GIVEN INFORMATION:
___

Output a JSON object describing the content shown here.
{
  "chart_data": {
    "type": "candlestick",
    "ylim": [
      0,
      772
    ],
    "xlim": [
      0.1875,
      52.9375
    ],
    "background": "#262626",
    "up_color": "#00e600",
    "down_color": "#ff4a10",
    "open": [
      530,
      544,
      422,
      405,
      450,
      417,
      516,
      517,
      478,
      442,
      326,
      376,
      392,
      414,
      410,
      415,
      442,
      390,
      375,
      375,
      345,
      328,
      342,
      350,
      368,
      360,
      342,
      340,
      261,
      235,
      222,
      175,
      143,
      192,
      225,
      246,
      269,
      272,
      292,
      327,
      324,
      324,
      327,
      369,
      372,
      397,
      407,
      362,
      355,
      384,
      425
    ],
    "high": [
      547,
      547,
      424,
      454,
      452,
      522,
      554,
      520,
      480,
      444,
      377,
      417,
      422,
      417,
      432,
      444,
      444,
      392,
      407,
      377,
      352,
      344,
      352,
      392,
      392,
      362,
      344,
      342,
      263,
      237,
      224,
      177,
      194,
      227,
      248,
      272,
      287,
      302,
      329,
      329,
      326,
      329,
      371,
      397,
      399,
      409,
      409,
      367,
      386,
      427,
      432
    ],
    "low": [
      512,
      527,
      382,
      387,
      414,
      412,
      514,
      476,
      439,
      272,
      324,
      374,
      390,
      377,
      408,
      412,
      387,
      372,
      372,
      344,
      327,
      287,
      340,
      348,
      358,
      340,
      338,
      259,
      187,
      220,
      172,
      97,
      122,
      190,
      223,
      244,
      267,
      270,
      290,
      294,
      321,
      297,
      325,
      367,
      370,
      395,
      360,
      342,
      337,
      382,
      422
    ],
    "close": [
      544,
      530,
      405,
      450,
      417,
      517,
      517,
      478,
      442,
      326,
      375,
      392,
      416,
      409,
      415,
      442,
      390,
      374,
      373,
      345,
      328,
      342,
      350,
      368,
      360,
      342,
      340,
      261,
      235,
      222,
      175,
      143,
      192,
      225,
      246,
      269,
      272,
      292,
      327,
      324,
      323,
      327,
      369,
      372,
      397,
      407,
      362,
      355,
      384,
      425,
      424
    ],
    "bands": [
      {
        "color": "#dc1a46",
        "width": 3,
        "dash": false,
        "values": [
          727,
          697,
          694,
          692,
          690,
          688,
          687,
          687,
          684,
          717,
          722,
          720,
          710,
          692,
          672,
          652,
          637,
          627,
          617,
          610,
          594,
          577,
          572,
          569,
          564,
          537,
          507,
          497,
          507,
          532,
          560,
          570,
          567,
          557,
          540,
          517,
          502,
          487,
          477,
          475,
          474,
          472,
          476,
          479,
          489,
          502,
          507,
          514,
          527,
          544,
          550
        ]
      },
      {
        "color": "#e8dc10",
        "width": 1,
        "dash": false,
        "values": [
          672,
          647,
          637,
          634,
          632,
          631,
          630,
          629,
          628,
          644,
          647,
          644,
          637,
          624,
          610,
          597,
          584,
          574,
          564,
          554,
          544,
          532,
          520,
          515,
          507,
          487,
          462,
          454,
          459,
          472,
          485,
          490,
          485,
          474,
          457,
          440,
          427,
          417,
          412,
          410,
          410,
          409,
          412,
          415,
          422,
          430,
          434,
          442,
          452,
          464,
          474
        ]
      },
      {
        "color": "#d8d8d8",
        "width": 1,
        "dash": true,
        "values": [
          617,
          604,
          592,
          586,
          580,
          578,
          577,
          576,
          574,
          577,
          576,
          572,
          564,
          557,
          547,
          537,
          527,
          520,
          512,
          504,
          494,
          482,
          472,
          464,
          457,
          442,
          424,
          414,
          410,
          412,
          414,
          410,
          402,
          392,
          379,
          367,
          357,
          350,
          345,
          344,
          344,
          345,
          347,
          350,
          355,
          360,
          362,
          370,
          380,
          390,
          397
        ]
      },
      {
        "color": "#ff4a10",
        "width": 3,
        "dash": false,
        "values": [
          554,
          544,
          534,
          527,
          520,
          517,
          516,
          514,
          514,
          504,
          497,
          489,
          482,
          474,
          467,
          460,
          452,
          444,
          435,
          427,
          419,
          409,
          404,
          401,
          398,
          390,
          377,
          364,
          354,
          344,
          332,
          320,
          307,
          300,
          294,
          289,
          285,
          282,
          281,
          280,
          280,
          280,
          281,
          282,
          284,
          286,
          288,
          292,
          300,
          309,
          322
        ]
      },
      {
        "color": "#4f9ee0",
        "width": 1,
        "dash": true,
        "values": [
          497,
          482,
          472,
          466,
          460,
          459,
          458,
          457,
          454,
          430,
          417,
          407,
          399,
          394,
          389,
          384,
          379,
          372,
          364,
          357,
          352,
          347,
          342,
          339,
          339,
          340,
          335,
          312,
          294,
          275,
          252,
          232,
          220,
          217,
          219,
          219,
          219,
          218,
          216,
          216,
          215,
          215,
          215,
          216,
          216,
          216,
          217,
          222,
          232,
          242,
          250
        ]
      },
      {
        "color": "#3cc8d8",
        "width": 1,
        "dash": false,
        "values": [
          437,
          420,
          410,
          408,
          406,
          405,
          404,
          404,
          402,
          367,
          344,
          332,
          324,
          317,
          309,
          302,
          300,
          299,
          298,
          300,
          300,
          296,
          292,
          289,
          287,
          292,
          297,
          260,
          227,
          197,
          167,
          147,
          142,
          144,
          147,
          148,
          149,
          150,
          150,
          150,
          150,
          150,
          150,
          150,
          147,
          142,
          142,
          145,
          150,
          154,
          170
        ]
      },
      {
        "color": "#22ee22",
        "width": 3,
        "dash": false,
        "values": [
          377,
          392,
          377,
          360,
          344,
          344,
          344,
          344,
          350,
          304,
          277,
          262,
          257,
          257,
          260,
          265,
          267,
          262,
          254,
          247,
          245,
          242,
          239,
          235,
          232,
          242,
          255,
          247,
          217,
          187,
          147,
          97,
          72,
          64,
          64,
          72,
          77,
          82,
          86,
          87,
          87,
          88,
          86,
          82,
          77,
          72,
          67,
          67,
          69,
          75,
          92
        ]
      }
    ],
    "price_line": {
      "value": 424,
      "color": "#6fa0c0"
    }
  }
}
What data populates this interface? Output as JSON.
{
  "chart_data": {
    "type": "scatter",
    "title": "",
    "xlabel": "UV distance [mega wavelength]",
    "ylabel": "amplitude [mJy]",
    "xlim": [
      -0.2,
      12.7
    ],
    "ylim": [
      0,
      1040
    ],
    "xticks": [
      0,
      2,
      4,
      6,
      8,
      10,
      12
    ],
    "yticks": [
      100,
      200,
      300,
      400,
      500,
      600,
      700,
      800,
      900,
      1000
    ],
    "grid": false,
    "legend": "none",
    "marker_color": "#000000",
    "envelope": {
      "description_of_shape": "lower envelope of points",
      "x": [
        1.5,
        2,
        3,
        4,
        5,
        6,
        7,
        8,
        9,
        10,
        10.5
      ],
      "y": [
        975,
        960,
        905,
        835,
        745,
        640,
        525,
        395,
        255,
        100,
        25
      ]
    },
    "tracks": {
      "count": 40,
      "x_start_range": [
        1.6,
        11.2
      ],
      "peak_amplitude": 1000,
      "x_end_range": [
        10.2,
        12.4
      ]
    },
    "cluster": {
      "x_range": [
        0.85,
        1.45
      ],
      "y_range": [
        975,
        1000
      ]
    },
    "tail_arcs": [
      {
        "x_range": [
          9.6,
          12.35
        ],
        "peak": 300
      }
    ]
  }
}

___

TASK GOAL:
Please reproduce each line exactly as written.

EXERCISE ANSWER:
Output a JSON object describing the content shown here.
{
  "chart_data": {
    "type": "candlestick",
    "ylim": [
      0,
      772
    ],
    "xlim": [
      0.1875,
      52.9375
    ],
    "background": "#262626",
    "up_color": "#00e600",
    "down_color": "#ff4a10",
    "open": [
      530,
      544,
      422,
      405,
      450,
      417,
      516,
      517,
      478,
      442,
      326,
      376,
      392,
      414,
      410,
      415,
      442,
      390,
      375,
      375,
      345,
      328,
      342,
      350,
      368,
      360,
      342,
      340,
      261,
      235,
      222,
      175,
      143,
      192,
      225,
      246,
      269,
      272,
      292,
      327,
      324,
      324,
      327,
      369,
      372,
      397,
      407,
      362,
      355,
      384,
      425
    ],
    "high": [
      547,
      547,
      424,
      454,
      452,
      522,
      554,
      520,
      480,
      444,
      377,
      417,
      422,
      417,
      432,
      444,
      444,
      392,
      407,
      377,
      352,
      344,
      352,
      392,
      392,
      362,
      344,
      342,
      263,
      237,
      224,
      177,
      194,
      227,
      248,
      272,
      287,
      302,
      329,
      329,
      326,
      329,
      371,
      397,
      399,
      409,
      409,
      367,
      386,
      427,
      432
    ],
    "low": [
      512,
      527,
      382,
      387,
      414,
      412,
      514,
      476,
      439,
      272,
      324,
      374,
      390,
      377,
      408,
      412,
      387,
      372,
      372,
      344,
      327,
      287,
      340,
      348,
      358,
      340,
      338,
      259,
      187,
      220,
      172,
      97,
      122,
      190,
      223,
      244,
      267,
      270,
      290,
      294,
      321,
      297,
      325,
      367,
      370,
      395,
      360,
      342,
      337,
      382,
      422
    ],
    "close": [
      544,
      530,
      405,
      450,
      417,
      517,
      517,
      478,
      442,
      326,
      375,
      392,
      416,
      409,
      415,
      442,
      390,
      374,
      373,
      345,
      328,
      342,
      350,
      368,
      360,
      342,
      340,
      261,
      235,
      222,
      175,
      143,
      192,
      225,
      246,
      269,
      272,
      292,
      327,
      324,
      323,
      327,
      369,
      372,
      397,
      407,
      362,
      355,
      384,
      425,
      424
    ],
    "bands": [
      {
        "color": "#dc1a46",
        "width": 3,
        "dash": false,
        "values": [
          727,
          697,
          694,
          692,
          690,
          688,
          687,
          687,
          684,
          717,
          722,
          720,
          710,
          692,
          672,
          652,
          637,
          627,
          617,
          610,
          594,
          577,
          572,
          569,
          564,
          537,
          507,
          497,
          507,
          532,
          560,
          570,
          567,
          557,
          540,
          517,
          502,
          487,
          477,
          475,
          474,
          472,
          476,
          479,
          489,
          502,
          507,
          514,
          527,
          544,
          550
        ]
      },
      {
        "color": "#e8dc10",
        "width": 1,
        "dash": false,
        "values": [
          672,
          647,
          637,
          634,
          632,
          631,
          630,
          629,
          628,
          644,
          647,
          644,
          637,
          624,
          610,
          597,
          584,
          574,
          564,
          554,
          544,
          532,
          520,
          515,
          507,
          487,
          462,
          454,
          459,
          472,
          485,
          490,
          485,
          474,
          457,
          440,
          427,
          417,
          412,
          410,
          410,
          409,
          412,
          415,
          422,
          430,
          434,
          442,
          452,
          464,
          474
        ]
      },
      {
        "color": "#d8d8d8",
        "width": 1,
        "dash": true,
        "values": [
          617,
          604,
          592,
          586,
          580,
          578,
          577,
          576,
          574,
          577,
          576,
          572,
          564,
          557,
          547,
          537,
          527,
          520,
          512,
          504,
          494,
          482,
          472,
          464,
          457,
          442,
          424,
          414,
          410,
          412,
          414,
          410,
          402,
          392,
          379,
          367,
          357,
          350,
          345,
          344,
          344,
          345,
          347,
          350,
          355,
          360,
          362,
          370,
          380,
          390,
          397
        ]
      },
      {
        "color": "#ff4a10",
        "width": 3,
        "dash": false,
        "values": [
          554,
          544,
          534,
          527,
          520,
          517,
          516,
          514,
          514,
          504,
          497,
          489,
          482,
          474,
          467,
          460,
          452,
          444,
          435,
          427,
          419,
          409,
          404,
          401,
          398,
          390,
          377,
          364,
          354,
          344,
          332,
          320,
          307,
          300,
          294,
          289,
          285,
          282,
          281,
          280,
          280,
          280,
          281,
          282,
          284,
          286,
          288,
          292,
          300,
          309,
          322
        ]
      },
      {
        "color": "#4f9ee0",
        "width": 1,
        "dash": true,
        "values": [
          497,
          482,
          472,
          466,
          460,
          459,
          458,
          457,
          454,
          430,
          417,
          407,
          399,
          394,
          389,
          384,
          379,
          372,
          364,
          357,
          352,
          347,
          342,
          339,
          339,
          340,
          335,
          312,
          294,
          275,
          252,
          232,
          220,
          217,
          219,
          219,
          219,
          218,
          216,
          216,
          215,
          215,
          215,
          216,
          216,
          216,
          217,
          222,
          232,
          242,
          250
        ]
      },
      {
        "color": "#3cc8d8",
        "width": 1,
        "dash": false,
        "values": [
          437,
          420,
          410,
          408,
          406,
          405,
          404,
          404,
          402,
          367,
          344,
          332,
          324,
          317,
          309,
          302,
          300,
          299,
          298,
          300,
          300,
          296,
          292,
          289,
          287,
          292,
          297,
          260,
          227,
          197,
          167,
          147,
          142,
          144,
          147,
          148,
          149,
          150,
          150,
          150,
          150,
          150,
          150,
          150,
          147,
          142,
          142,
          145,
          150,
          154,
          170
        ]
      },
      {
        "color": "#22ee22",
        "width": 3,
        "dash": false,
        "values": [
          377,
          392,
          377,
          360,
          344,
          344,
          344,
          344,
          350,
          304,
          277,
          262,
          257,
          257,
          260,
          265,
          267,
          262,
          254,
          247,
          245,
          242,
          239,
          235,
          232,
          242,
          255,
          247,
          217,
          187,
          147,
          97,
          72,
          64,
          64,
          72,
          77,
          82,
          86,
          87,
          87,
          88,
          86,
          82,
          77,
          72,
          67,
          67,
          69,
          75,
          92
        ]
      }
    ],
    "price_line": {
      "value": 424,
      "color": "#6fa0c0"
    }
  }
}
What data populates this interface? Output as JSON.
{
  "chart_data": {
    "type": "scatter",
    "title": "",
    "xlabel": "UV distance [mega wavelength]",
    "ylabel": "amplitude [mJy]",
    "xlim": [
      -0.2,
      12.7
    ],
    "ylim": [
      0,
      1040
    ],
    "xticks": [
      0,
      2,
      4,
      6,
      8,
      10,
      12
    ],
    "yticks": [
      100,
      200,
      300,
      400,
      500,
      600,
      700,
      800,
      900,
      1000
    ],
    "grid": false,
    "legend": "none",
    "marker_color": "#000000",
    "envelope": {
      "description_of_shape": "lower envelope of points",
      "x": [
        1.5,
        2,
        3,
        4,
        5,
        6,
        7,
        8,
        9,
        10,
        10.5
      ],
      "y": [
        975,
        960,
        905,
        835,
        745,
        640,
        525,
        395,
        255,
        100,
        25
      ]
    },
    "tracks": {
      "count": 40,
      "x_start_range": [
        1.6,
        11.2
      ],
      "peak_amplitude": 1000,
      "x_end_range": [
        10.2,
        12.4
      ]
    },
    "cluster": {
      "x_range": [
        0.85,
        1.45
      ],
      "y_range": [
        975,
        1000
      ]
    },
    "tail_arcs": [
      {
        "x_range": [
          9.6,
          12.35
        ],
        "peak": 300
      }
    ]
  }
}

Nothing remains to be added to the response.